> _RECORDS SUPPLIED_:
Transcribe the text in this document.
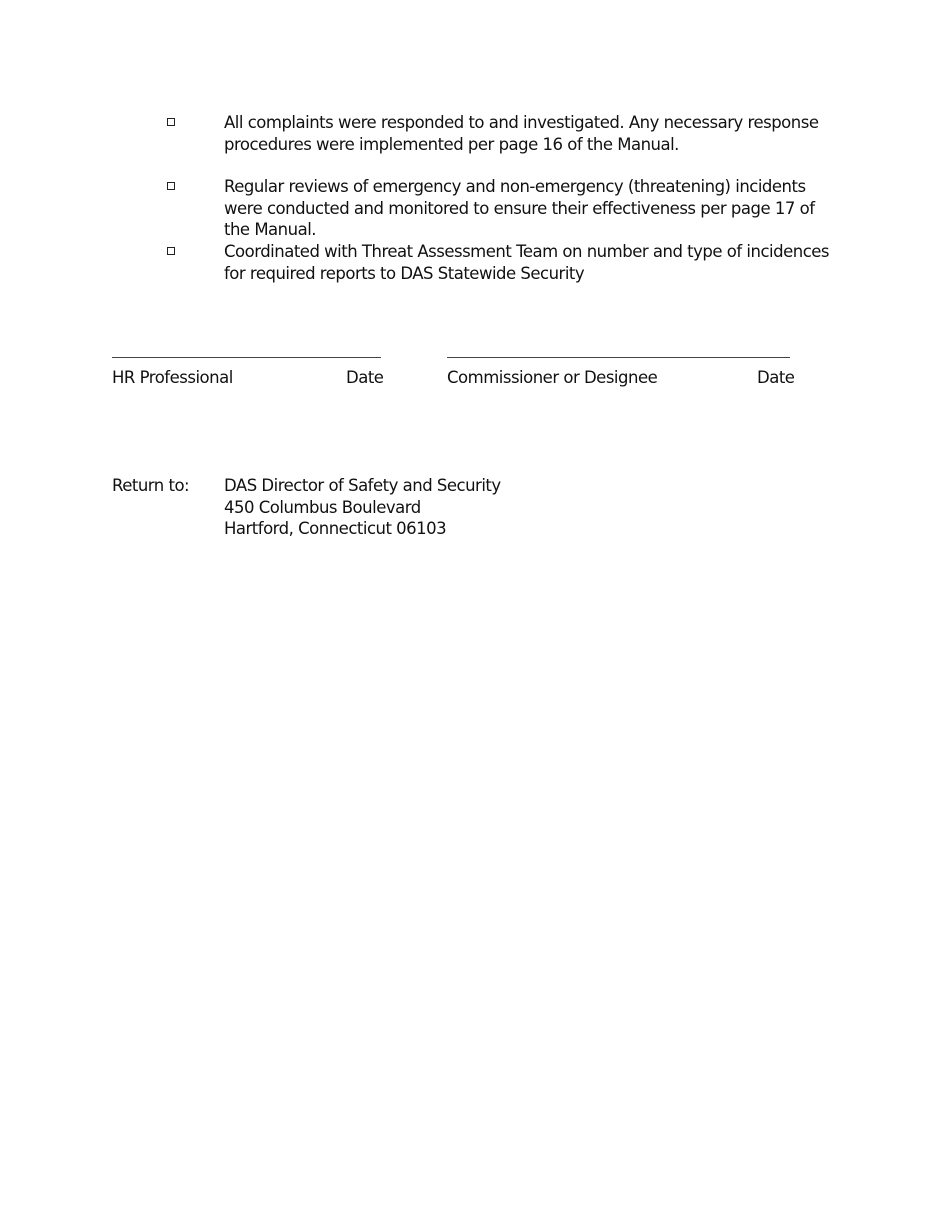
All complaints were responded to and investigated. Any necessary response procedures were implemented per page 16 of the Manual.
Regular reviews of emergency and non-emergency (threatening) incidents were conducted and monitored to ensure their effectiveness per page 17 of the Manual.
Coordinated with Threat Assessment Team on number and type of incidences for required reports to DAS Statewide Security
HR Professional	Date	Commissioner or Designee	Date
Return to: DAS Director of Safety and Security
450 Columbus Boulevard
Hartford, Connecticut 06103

> _GOAL OF THE EXERCISE_: Repeat the preceding records precisely, and leave every picture out of the copy.

> _ANSWER FOR THE TASK_:
Transcribe the text in this document.
All complaints were responded to and investigated. Any necessary response procedures were implemented per page 16 of the Manual.
Regular reviews of emergency and non-emergency (threatening) incidents were conducted and monitored to ensure their effectiveness per page 17 of the Manual.
Coordinated with Threat Assessment Team on number and type of incidences for required reports to DAS Statewide Security
HR Professional	Date	Commissioner or Designee	Date
Return to: DAS Director of Safety and Security
450 Columbus Boulevard
Hartford, Connecticut 06103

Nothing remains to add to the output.